THE TASK
Output all the data exactly. Pictures do not belong in the copy.

[TASK DATA start]

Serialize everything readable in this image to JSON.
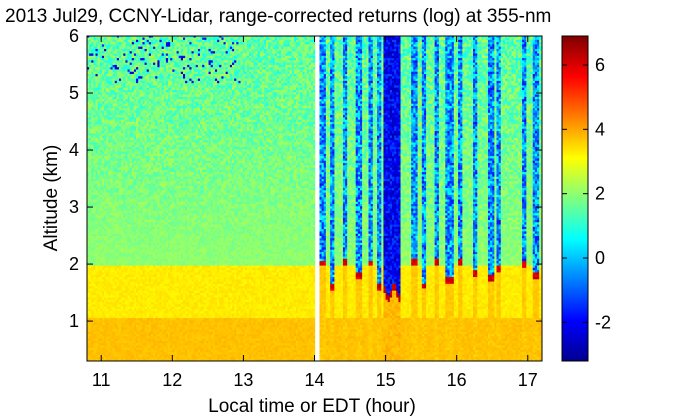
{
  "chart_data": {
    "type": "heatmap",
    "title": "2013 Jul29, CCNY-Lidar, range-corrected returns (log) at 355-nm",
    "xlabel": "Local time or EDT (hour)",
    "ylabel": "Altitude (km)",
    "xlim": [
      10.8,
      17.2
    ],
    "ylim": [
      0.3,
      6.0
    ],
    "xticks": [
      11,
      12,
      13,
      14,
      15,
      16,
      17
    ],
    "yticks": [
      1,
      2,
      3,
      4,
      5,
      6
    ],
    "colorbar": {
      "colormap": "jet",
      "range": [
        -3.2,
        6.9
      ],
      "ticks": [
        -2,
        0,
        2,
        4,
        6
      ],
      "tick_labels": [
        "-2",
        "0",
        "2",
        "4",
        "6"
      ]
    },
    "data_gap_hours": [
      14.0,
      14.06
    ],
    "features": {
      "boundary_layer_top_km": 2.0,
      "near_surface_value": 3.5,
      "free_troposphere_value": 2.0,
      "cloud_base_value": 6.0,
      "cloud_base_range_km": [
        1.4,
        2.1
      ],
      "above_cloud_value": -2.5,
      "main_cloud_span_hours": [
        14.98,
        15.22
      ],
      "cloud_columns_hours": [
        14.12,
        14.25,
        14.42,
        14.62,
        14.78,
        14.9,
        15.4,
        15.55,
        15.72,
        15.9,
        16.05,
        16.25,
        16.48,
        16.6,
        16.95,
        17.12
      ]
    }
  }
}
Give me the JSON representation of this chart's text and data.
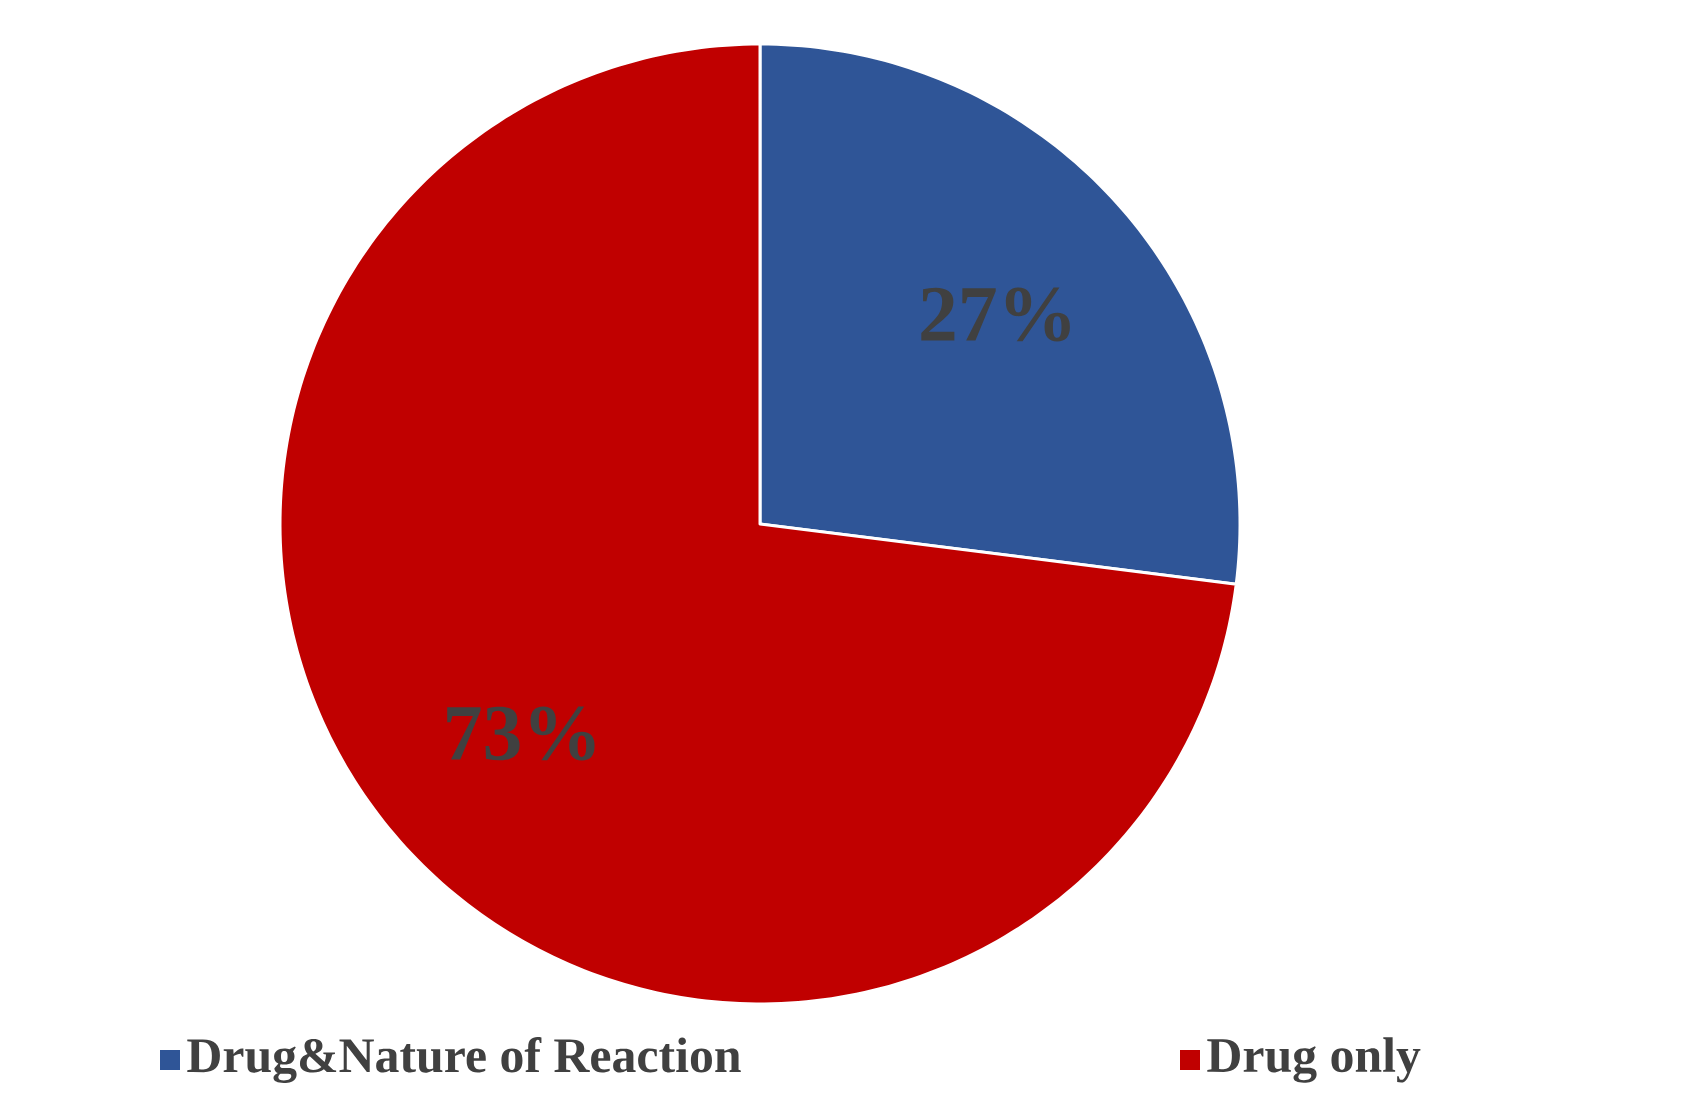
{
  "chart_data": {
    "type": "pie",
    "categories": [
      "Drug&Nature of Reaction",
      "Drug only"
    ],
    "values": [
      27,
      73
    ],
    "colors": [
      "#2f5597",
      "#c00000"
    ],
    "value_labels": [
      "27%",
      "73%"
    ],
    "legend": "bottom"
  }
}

[TASK DATA end]

RESULT
Serialize everything readable in this image to JSON.
{
  "chart_data": {
    "type": "heatmap",
    "title": "2013 Jul29, CCNY-Lidar, range-corrected returns (log) at 355-nm",
    "xlabel": "Local time or EDT (hour)",
    "ylabel": "Altitude (km)",
    "xlim": [
      10.8,
      17.2
    ],
    "ylim": [
      0.3,
      6.0
    ],
    "xticks": [
      11,
      12,
      13,
      14,
      15,
      16,
      17
    ],
    "yticks": [
      1,
      2,
      3,
      4,
      5,
      6
    ],
    "colorbar": {
      "colormap": "jet",
      "range": [
        -3.2,
        6.9
      ],
      "ticks": [
        -2,
        0,
        2,
        4,
        6
      ],
      "tick_labels": [
        "-2",
        "0",
        "2",
        "4",
        "6"
      ]
    },
    "data_gap_hours": [
      14.0,
      14.06
    ],
    "features": {
      "boundary_layer_top_km": 2.0,
      "near_surface_value": 3.5,
      "free_troposphere_value": 2.0,
      "cloud_base_value": 6.0,
      "cloud_base_range_km": [
        1.4,
        2.1
      ],
      "above_cloud_value": -2.5,
      "main_cloud_span_hours": [
        14.98,
        15.22
      ],
      "cloud_columns_hours": [
        14.12,
        14.25,
        14.42,
        14.62,
        14.78,
        14.9,
        15.4,
        15.55,
        15.72,
        15.9,
        16.05,
        16.25,
        16.48,
        16.6,
        16.95,
        17.12
      ]
    }
  }
}
Give me the JSON representation of this chart's text and data.
{
  "chart_data": {
    "type": "pie",
    "categories": [
      "Drug&Nature of Reaction",
      "Drug only"
    ],
    "values": [
      27,
      73
    ],
    "colors": [
      "#2f5597",
      "#c00000"
    ],
    "value_labels": [
      "27%",
      "73%"
    ],
    "legend": "bottom"
  }
}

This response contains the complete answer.